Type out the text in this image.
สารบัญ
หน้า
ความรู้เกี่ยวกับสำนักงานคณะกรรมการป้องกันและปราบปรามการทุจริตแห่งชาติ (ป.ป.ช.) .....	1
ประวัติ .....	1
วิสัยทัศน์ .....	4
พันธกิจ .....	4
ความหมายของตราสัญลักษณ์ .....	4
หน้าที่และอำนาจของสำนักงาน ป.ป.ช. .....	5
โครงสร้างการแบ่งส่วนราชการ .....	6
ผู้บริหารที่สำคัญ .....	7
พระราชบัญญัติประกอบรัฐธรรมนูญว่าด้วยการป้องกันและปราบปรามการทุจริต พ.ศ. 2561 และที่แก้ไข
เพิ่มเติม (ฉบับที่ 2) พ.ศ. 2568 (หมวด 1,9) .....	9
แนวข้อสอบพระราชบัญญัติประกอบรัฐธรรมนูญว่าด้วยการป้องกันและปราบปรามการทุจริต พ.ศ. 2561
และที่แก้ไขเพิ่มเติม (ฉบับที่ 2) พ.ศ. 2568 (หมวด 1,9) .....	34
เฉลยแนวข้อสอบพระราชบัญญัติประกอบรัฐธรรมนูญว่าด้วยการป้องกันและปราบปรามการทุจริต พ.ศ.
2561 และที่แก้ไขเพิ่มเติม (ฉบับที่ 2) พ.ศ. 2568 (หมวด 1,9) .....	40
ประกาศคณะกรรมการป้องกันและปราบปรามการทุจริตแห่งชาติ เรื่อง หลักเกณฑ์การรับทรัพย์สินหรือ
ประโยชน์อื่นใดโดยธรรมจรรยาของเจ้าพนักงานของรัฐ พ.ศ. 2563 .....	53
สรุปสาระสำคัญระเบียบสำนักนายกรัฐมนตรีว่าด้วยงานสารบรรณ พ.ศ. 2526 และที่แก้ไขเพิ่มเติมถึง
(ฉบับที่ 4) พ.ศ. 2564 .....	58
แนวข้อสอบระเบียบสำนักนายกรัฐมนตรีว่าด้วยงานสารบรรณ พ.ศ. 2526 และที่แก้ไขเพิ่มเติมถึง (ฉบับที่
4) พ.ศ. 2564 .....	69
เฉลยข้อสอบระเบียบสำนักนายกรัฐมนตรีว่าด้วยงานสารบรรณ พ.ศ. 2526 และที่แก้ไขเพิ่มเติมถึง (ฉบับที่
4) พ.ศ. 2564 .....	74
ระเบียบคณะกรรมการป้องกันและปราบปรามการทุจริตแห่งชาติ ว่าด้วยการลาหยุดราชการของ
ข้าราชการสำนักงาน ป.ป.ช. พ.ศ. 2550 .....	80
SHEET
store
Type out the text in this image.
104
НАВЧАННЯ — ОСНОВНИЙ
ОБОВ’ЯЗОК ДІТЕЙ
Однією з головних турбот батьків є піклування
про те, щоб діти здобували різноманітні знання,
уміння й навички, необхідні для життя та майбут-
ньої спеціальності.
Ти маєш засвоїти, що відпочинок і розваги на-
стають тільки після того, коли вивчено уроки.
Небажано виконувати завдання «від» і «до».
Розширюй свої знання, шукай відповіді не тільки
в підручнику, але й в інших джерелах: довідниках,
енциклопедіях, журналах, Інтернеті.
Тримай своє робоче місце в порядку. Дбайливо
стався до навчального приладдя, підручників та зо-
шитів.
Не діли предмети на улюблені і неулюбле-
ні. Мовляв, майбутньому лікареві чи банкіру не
◇ ◇ ◇ ◇ ◇ ◇ ◇
### WHAT IS EXPECTED
Retype all the records, matching them exactly.

### COMPLETED EXERCISE
Type out the text in this image.
สารบัญ
หน้า
ความรู้เกี่ยวกับสำนักงานคณะกรรมการป้องกันและปราบปรามการทุจริตแห่งชาติ (ป.ป.ช.) .....	1
ประวัติ .....	1
วิสัยทัศน์ .....	4
พันธกิจ .....	4
ความหมายของตราสัญลักษณ์ .....	4
หน้าที่และอำนาจของสำนักงาน ป.ป.ช. .....	5
โครงสร้างการแบ่งส่วนราชการ .....	6
ผู้บริหารที่สำคัญ .....	7
พระราชบัญญัติประกอบรัฐธรรมนูญว่าด้วยการป้องกันและปราบปรามการทุจริต พ.ศ. 2561 และที่แก้ไข
เพิ่มเติม (ฉบับที่ 2) พ.ศ. 2568 (หมวด 1,9) .....	9
แนวข้อสอบพระราชบัญญัติประกอบรัฐธรรมนูญว่าด้วยการป้องกันและปราบปรามการทุจริต พ.ศ. 2561
และที่แก้ไขเพิ่มเติม (ฉบับที่ 2) พ.ศ. 2568 (หมวด 1,9) .....	34
เฉลยแนวข้อสอบพระราชบัญญัติประกอบรัฐธรรมนูญว่าด้วยการป้องกันและปราบปรามการทุจริต พ.ศ.
2561 และที่แก้ไขเพิ่มเติม (ฉบับที่ 2) พ.ศ. 2568 (หมวด 1,9) .....	40
ประกาศคณะกรรมการป้องกันและปราบปรามการทุจริตแห่งชาติ เรื่อง หลักเกณฑ์การรับทรัพย์สินหรือ
ประโยชน์อื่นใดโดยธรรมจรรยาของเจ้าพนักงานของรัฐ พ.ศ. 2563 .....	53
สรุปสาระสำคัญระเบียบสำนักนายกรัฐมนตรีว่าด้วยงานสารบรรณ พ.ศ. 2526 และที่แก้ไขเพิ่มเติมถึง
(ฉบับที่ 4) พ.ศ. 2564 .....	58
แนวข้อสอบระเบียบสำนักนายกรัฐมนตรีว่าด้วยงานสารบรรณ พ.ศ. 2526 และที่แก้ไขเพิ่มเติมถึง (ฉบับที่
4) พ.ศ. 2564 .....	69
เฉลยข้อสอบระเบียบสำนักนายกรัฐมนตรีว่าด้วยงานสารบรรณ พ.ศ. 2526 และที่แก้ไขเพิ่มเติมถึง (ฉบับที่
4) พ.ศ. 2564 .....	74
ระเบียบคณะกรรมการป้องกันและปราบปรามการทุจริตแห่งชาติ ว่าด้วยการลาหยุดราชการของ
ข้าราชการสำนักงาน ป.ป.ช. พ.ศ. 2550 .....	80
SHEET
store
Type out the text in this image.
104
НАВЧАННЯ — ОСНОВНИЙ
ОБОВ’ЯЗОК ДІТЕЙ
Однією з головних турбот батьків є піклування
про те, щоб діти здобували різноманітні знання,
уміння й навички, необхідні для життя та майбут-
ньої спеціальності.
Ти маєш засвоїти, що відпочинок і розваги на-
стають тільки після того, коли вивчено уроки.
Небажано виконувати завдання «від» і «до».
Розширюй свої знання, шукай відповіді не тільки
в підручнику, але й в інших джерелах: довідниках,
енциклопедіях, журналах, Інтернеті.
Тримай своє робоче місце в порядку. Дбайливо
стався до навчального приладдя, підручників та зо-
шитів.
Не діли предмети на улюблені і неулюбле-
ні. Мовляв, майбутньому лікареві чи банкіру не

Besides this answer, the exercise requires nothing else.